Challenge:
Search the records below for the word "date". Pull out each line that has it.

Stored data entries
<<<<
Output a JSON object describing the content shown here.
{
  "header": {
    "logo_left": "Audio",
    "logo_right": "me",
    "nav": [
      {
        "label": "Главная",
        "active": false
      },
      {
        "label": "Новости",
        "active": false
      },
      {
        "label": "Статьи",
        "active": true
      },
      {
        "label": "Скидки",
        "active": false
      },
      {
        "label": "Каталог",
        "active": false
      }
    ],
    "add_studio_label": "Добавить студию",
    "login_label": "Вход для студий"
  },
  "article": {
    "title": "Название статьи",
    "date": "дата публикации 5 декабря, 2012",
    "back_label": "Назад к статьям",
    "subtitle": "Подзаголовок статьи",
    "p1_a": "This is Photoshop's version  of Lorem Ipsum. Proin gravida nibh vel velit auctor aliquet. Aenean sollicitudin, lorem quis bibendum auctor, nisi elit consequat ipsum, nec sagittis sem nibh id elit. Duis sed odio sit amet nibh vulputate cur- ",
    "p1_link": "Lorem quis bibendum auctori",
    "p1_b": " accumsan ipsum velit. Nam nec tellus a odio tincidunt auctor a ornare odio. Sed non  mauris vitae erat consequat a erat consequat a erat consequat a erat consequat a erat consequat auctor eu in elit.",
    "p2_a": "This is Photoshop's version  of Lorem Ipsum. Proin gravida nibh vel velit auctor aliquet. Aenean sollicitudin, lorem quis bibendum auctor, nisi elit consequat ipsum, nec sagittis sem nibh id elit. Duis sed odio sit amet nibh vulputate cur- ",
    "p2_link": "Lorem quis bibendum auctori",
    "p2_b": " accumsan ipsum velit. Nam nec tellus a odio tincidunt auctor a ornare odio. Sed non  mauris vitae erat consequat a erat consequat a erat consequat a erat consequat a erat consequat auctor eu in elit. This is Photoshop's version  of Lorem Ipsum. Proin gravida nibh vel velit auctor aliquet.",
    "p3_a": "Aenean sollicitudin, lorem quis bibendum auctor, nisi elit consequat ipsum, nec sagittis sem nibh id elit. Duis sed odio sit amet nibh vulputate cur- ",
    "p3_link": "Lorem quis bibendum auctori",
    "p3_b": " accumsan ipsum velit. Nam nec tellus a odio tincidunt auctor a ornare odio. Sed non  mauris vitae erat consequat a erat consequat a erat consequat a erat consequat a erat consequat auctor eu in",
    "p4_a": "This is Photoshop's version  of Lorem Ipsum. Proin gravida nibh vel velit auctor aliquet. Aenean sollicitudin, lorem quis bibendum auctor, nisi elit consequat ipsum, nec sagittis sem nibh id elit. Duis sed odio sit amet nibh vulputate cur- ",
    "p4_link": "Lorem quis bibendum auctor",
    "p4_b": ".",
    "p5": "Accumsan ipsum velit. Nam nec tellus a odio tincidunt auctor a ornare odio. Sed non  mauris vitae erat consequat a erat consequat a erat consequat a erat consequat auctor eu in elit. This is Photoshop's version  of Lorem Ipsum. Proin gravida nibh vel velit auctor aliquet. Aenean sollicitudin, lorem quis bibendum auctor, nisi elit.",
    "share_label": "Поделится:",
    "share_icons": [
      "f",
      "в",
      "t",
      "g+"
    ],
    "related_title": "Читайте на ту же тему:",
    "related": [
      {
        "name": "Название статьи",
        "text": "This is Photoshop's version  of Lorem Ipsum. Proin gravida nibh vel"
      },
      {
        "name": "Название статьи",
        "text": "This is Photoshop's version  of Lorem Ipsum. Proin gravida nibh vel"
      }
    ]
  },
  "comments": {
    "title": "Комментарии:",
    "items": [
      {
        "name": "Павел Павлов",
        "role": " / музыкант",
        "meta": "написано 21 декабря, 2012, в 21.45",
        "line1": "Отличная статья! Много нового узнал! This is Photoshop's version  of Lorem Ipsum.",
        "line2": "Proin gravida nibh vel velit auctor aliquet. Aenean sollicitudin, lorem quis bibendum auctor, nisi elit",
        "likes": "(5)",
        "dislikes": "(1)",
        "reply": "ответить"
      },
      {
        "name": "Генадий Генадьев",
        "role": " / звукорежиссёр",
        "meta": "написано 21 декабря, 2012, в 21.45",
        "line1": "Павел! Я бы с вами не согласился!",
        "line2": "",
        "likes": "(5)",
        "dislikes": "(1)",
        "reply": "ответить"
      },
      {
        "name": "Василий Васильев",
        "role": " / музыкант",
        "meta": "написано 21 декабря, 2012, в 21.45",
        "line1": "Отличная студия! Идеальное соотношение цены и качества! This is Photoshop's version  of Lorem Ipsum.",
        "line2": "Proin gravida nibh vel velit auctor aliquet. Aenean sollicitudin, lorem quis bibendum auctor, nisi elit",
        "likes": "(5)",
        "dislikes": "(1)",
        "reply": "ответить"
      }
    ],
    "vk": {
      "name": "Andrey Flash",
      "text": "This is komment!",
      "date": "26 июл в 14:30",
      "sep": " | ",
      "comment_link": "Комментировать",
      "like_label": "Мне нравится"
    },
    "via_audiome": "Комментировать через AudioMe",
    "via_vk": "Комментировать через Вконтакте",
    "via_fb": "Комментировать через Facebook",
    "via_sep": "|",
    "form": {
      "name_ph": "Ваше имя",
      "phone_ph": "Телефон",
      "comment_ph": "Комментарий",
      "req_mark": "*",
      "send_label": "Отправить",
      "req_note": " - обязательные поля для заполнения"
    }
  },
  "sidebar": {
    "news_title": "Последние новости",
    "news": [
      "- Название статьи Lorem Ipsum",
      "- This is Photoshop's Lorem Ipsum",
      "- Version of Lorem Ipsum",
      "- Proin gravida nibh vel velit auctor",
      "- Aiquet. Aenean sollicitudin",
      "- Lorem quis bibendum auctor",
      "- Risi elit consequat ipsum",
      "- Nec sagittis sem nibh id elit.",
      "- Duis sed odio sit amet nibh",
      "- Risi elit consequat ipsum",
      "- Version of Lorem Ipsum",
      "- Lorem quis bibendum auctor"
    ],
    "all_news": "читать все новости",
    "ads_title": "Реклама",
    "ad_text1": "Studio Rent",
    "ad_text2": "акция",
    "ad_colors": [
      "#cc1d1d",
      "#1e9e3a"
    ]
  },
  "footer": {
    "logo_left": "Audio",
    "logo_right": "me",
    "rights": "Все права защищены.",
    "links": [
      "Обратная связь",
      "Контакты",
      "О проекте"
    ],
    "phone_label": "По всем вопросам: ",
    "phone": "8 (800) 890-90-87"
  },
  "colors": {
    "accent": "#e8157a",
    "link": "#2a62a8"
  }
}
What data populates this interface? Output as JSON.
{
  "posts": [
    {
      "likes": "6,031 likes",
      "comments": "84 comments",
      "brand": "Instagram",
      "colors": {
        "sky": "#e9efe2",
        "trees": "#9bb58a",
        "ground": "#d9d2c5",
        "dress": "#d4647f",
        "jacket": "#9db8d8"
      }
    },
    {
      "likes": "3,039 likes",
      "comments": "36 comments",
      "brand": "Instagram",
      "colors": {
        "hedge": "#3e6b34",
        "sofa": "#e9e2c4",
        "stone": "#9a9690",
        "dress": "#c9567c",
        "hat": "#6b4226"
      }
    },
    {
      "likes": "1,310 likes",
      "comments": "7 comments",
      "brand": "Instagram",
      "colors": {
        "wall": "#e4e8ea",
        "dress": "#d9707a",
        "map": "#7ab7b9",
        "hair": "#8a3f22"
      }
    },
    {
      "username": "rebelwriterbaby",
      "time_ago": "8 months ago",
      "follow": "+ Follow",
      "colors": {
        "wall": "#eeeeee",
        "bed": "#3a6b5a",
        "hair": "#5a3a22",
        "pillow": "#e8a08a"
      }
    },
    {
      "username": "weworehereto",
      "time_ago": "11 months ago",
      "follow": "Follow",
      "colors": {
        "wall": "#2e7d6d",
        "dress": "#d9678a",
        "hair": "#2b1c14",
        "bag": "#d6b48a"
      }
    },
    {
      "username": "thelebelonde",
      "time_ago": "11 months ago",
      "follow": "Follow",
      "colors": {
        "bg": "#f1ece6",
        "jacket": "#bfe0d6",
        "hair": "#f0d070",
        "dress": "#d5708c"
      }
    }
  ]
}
>>>>
Written solution:
    "date": "дата публикации 5 декабря, 2012",
      "date": "26 июл в 14:30",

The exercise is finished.